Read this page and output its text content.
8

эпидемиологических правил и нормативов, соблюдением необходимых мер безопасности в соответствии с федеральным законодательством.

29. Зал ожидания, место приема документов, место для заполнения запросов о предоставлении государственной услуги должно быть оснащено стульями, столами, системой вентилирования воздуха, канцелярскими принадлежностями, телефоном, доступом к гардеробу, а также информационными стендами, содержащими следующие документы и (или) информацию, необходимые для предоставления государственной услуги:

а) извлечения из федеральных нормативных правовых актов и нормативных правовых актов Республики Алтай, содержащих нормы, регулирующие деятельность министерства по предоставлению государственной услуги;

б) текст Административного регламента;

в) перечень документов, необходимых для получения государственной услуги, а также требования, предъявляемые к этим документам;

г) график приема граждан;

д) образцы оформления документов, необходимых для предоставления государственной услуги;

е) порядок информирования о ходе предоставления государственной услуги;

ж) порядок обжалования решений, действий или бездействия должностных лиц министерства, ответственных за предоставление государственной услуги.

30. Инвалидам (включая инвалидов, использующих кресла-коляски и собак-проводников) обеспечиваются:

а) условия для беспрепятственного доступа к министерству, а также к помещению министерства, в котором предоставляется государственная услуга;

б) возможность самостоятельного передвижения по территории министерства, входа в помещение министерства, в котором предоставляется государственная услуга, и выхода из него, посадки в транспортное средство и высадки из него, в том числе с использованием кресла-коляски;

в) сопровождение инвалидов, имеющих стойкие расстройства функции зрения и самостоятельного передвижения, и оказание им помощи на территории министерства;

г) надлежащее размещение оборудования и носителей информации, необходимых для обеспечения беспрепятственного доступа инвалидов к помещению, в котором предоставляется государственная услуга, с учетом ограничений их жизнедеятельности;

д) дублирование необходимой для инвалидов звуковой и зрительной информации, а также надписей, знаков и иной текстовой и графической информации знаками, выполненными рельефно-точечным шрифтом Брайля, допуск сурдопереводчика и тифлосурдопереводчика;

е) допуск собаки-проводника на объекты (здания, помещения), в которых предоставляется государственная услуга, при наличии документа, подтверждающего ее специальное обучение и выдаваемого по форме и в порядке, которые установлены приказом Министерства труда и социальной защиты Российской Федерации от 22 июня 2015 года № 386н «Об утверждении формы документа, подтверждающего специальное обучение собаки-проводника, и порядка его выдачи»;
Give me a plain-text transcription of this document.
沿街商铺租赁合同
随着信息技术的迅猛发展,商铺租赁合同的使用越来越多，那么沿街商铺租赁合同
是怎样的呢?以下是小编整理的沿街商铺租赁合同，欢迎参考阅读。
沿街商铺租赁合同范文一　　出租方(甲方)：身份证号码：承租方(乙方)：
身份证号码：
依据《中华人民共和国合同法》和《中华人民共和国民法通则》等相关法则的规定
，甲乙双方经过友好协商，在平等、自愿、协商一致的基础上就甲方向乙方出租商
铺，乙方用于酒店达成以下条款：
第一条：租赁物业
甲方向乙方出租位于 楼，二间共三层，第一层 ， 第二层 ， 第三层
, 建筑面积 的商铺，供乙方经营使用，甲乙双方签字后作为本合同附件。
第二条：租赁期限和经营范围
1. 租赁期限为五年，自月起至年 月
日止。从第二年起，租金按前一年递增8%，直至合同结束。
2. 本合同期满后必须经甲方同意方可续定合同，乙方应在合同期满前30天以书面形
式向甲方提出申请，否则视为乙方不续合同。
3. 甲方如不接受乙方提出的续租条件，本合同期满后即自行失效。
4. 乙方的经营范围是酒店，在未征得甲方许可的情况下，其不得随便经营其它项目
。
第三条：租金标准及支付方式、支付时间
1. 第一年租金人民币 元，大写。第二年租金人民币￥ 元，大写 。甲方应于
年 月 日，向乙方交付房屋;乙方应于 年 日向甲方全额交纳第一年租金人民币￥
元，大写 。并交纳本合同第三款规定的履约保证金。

_Stated task_:
Gather each line of the listing that holds the string "помещению".

_Reply to the exercise_:
а) условия для беспрепятственного доступа к министерству, а также к помещению министерства, в котором предоставляется государственная услуга;
г) надлежащее размещение оборудования и носителей информации, необходимых для обеспечения беспрепятственного доступа инвалидов к помещению, в котором предоставляется государственная услуга, с учетом ограничений их жизнедеятельности;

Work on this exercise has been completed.